= Dataset items =
_ _ _ _ _ _ _

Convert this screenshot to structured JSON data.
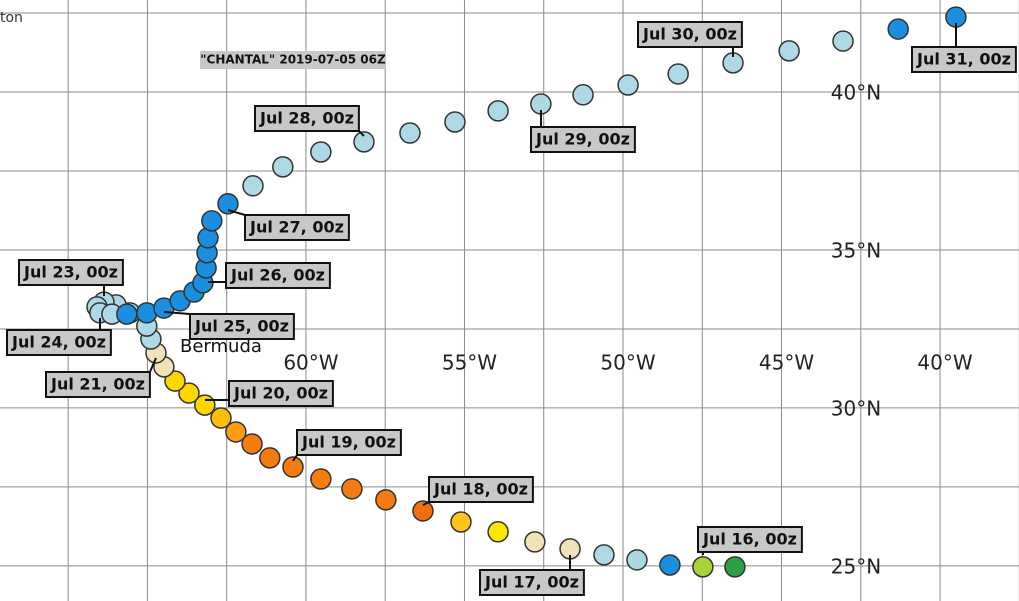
{
  "map": {
    "corner_text": "ton",
    "title": "\"CHANTAL\" 2019-07-05 06Z",
    "place_label": "Bermuda",
    "xlim": [
      -69.65,
      -37.51
    ],
    "ylim": [
      23.89,
      42.91
    ],
    "xticks": [
      {
        "value": -60,
        "label": "60°W"
      },
      {
        "value": -55,
        "label": "55°W"
      },
      {
        "value": -50,
        "label": "50°W"
      },
      {
        "value": -45,
        "label": "45°W"
      },
      {
        "value": -40,
        "label": "40°W"
      }
    ],
    "yticks": [
      {
        "value": 25,
        "label": "25°N"
      },
      {
        "value": 30,
        "label": "30°N"
      },
      {
        "value": 35,
        "label": "35°N"
      },
      {
        "value": 40,
        "label": "40°N"
      }
    ],
    "xgrid": [
      -67.5,
      -65,
      -62.5,
      -57.5,
      -52.5,
      -47.5,
      -42.5,
      -37.5
    ],
    "ygrid": [
      27.5,
      32.5,
      37.5,
      42.5
    ],
    "track": {
      "lon": [
        -46.47,
        -47.48,
        -48.52,
        -49.56,
        -50.6,
        -51.67,
        -52.78,
        -53.94,
        -55.11,
        -56.31,
        -57.48,
        -58.55,
        -59.53,
        -60.41,
        -61.14,
        -61.7,
        -62.21,
        -62.68,
        -63.19,
        -63.69,
        -64.13,
        -64.48,
        -64.73,
        -64.89,
        -65.02,
        -65.55,
        -65.99,
        -66.37,
        -66.59,
        -66.5,
        -66.12,
        -65.65,
        -65.02,
        -64.48,
        -63.97,
        -63.53,
        -63.25,
        -63.15,
        -63.12,
        -63.09,
        -62.97,
        -62.46,
        -61.67,
        -60.73,
        -59.53,
        -58.17,
        -56.72,
        -55.3,
        -53.94,
        -52.59,
        -51.26,
        -49.84,
        -48.26,
        -46.53,
        -44.76,
        -43.06,
        -41.32,
        -39.5
      ],
      "lat": [
        24.97,
        24.97,
        25.03,
        25.19,
        25.35,
        25.54,
        25.76,
        26.08,
        26.39,
        26.74,
        27.09,
        27.44,
        27.75,
        28.13,
        28.42,
        28.86,
        29.24,
        29.68,
        30.09,
        30.47,
        30.85,
        31.3,
        31.74,
        32.18,
        32.59,
        33.01,
        33.26,
        33.35,
        33.2,
        33.01,
        32.97,
        32.97,
        33.01,
        33.16,
        33.39,
        33.67,
        33.96,
        34.43,
        34.91,
        35.38,
        35.92,
        36.46,
        37.03,
        37.63,
        38.1,
        38.42,
        38.7,
        39.05,
        39.4,
        39.62,
        39.91,
        40.22,
        40.57,
        40.92,
        41.3,
        41.61,
        41.99,
        42.37
      ],
      "colors": [
        "#2e9e44",
        "#a8d43a",
        "#1a8fe0",
        "#add8e6",
        "#add8e6",
        "#f2e2b8",
        "#f2e2b8",
        "#ffe600",
        "#ffc41a",
        "#f07010",
        "#f57c0e",
        "#f57c0e",
        "#f57c0e",
        "#f57c0e",
        "#f57c0e",
        "#f57c0e",
        "#ff9a14",
        "#ffbf00",
        "#ffd700",
        "#ffd700",
        "#ffd700",
        "#f2e2b8",
        "#f2e2b8",
        "#add8e6",
        "#add8e6",
        "#add8e6",
        "#add8e6",
        "#add8e6",
        "#add8e6",
        "#add8e6",
        "#add8e6",
        "#1a8fe0",
        "#1a8fe0",
        "#1a8fe0",
        "#1a8fe0",
        "#1a8fe0",
        "#1a8fe0",
        "#1a8fe0",
        "#1a8fe0",
        "#1a8fe0",
        "#1a8fe0",
        "#1a8fe0",
        "#add8e6",
        "#add8e6",
        "#add8e6",
        "#add8e6",
        "#add8e6",
        "#add8e6",
        "#add8e6",
        "#add8e6",
        "#add8e6",
        "#add8e6",
        "#add8e6",
        "#add8e6",
        "#add8e6",
        "#add8e6",
        "#1a8fe0",
        "#1a8fe0"
      ]
    },
    "date_labels": [
      "Jul 16, 00z",
      "Jul 17, 00z",
      "Jul 18, 00z",
      "Jul 19, 00z",
      "Jul 20, 00z",
      "Jul 21, 00z",
      "Jul 23, 00z",
      "Jul 24, 00z",
      "Jul 25, 00z",
      "Jul 26, 00z",
      "Jul 27, 00z",
      "Jul 28, 00z",
      "Jul 29, 00z",
      "Jul 30, 00z",
      "Jul 31, 00z"
    ]
  }
}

_ _ _ _ _ _ _

= What is needed =
Set the pictures aside and transcribe the data above exactly.

= Reply =
Convert this screenshot to structured JSON data.
{
  "map": {
    "corner_text": "ton",
    "title": "\"CHANTAL\" 2019-07-05 06Z",
    "place_label": "Bermuda",
    "xlim": [
      -69.65,
      -37.51
    ],
    "ylim": [
      23.89,
      42.91
    ],
    "xticks": [
      {
        "value": -60,
        "label": "60°W"
      },
      {
        "value": -55,
        "label": "55°W"
      },
      {
        "value": -50,
        "label": "50°W"
      },
      {
        "value": -45,
        "label": "45°W"
      },
      {
        "value": -40,
        "label": "40°W"
      }
    ],
    "yticks": [
      {
        "value": 25,
        "label": "25°N"
      },
      {
        "value": 30,
        "label": "30°N"
      },
      {
        "value": 35,
        "label": "35°N"
      },
      {
        "value": 40,
        "label": "40°N"
      }
    ],
    "xgrid": [
      -67.5,
      -65,
      -62.5,
      -57.5,
      -52.5,
      -47.5,
      -42.5,
      -37.5
    ],
    "ygrid": [
      27.5,
      32.5,
      37.5,
      42.5
    ],
    "track": {
      "lon": [
        -46.47,
        -47.48,
        -48.52,
        -49.56,
        -50.6,
        -51.67,
        -52.78,
        -53.94,
        -55.11,
        -56.31,
        -57.48,
        -58.55,
        -59.53,
        -60.41,
        -61.14,
        -61.7,
        -62.21,
        -62.68,
        -63.19,
        -63.69,
        -64.13,
        -64.48,
        -64.73,
        -64.89,
        -65.02,
        -65.55,
        -65.99,
        -66.37,
        -66.59,
        -66.5,
        -66.12,
        -65.65,
        -65.02,
        -64.48,
        -63.97,
        -63.53,
        -63.25,
        -63.15,
        -63.12,
        -63.09,
        -62.97,
        -62.46,
        -61.67,
        -60.73,
        -59.53,
        -58.17,
        -56.72,
        -55.3,
        -53.94,
        -52.59,
        -51.26,
        -49.84,
        -48.26,
        -46.53,
        -44.76,
        -43.06,
        -41.32,
        -39.5
      ],
      "lat": [
        24.97,
        24.97,
        25.03,
        25.19,
        25.35,
        25.54,
        25.76,
        26.08,
        26.39,
        26.74,
        27.09,
        27.44,
        27.75,
        28.13,
        28.42,
        28.86,
        29.24,
        29.68,
        30.09,
        30.47,
        30.85,
        31.3,
        31.74,
        32.18,
        32.59,
        33.01,
        33.26,
        33.35,
        33.2,
        33.01,
        32.97,
        32.97,
        33.01,
        33.16,
        33.39,
        33.67,
        33.96,
        34.43,
        34.91,
        35.38,
        35.92,
        36.46,
        37.03,
        37.63,
        38.1,
        38.42,
        38.7,
        39.05,
        39.4,
        39.62,
        39.91,
        40.22,
        40.57,
        40.92,
        41.3,
        41.61,
        41.99,
        42.37
      ],
      "colors": [
        "#2e9e44",
        "#a8d43a",
        "#1a8fe0",
        "#add8e6",
        "#add8e6",
        "#f2e2b8",
        "#f2e2b8",
        "#ffe600",
        "#ffc41a",
        "#f07010",
        "#f57c0e",
        "#f57c0e",
        "#f57c0e",
        "#f57c0e",
        "#f57c0e",
        "#f57c0e",
        "#ff9a14",
        "#ffbf00",
        "#ffd700",
        "#ffd700",
        "#ffd700",
        "#f2e2b8",
        "#f2e2b8",
        "#add8e6",
        "#add8e6",
        "#add8e6",
        "#add8e6",
        "#add8e6",
        "#add8e6",
        "#add8e6",
        "#add8e6",
        "#1a8fe0",
        "#1a8fe0",
        "#1a8fe0",
        "#1a8fe0",
        "#1a8fe0",
        "#1a8fe0",
        "#1a8fe0",
        "#1a8fe0",
        "#1a8fe0",
        "#1a8fe0",
        "#1a8fe0",
        "#add8e6",
        "#add8e6",
        "#add8e6",
        "#add8e6",
        "#add8e6",
        "#add8e6",
        "#add8e6",
        "#add8e6",
        "#add8e6",
        "#add8e6",
        "#add8e6",
        "#add8e6",
        "#add8e6",
        "#add8e6",
        "#1a8fe0",
        "#1a8fe0"
      ]
    },
    "date_labels": [
      "Jul 16, 00z",
      "Jul 17, 00z",
      "Jul 18, 00z",
      "Jul 19, 00z",
      "Jul 20, 00z",
      "Jul 21, 00z",
      "Jul 23, 00z",
      "Jul 24, 00z",
      "Jul 25, 00z",
      "Jul 26, 00z",
      "Jul 27, 00z",
      "Jul 28, 00z",
      "Jul 29, 00z",
      "Jul 30, 00z",
      "Jul 31, 00z"
    ]
  }
}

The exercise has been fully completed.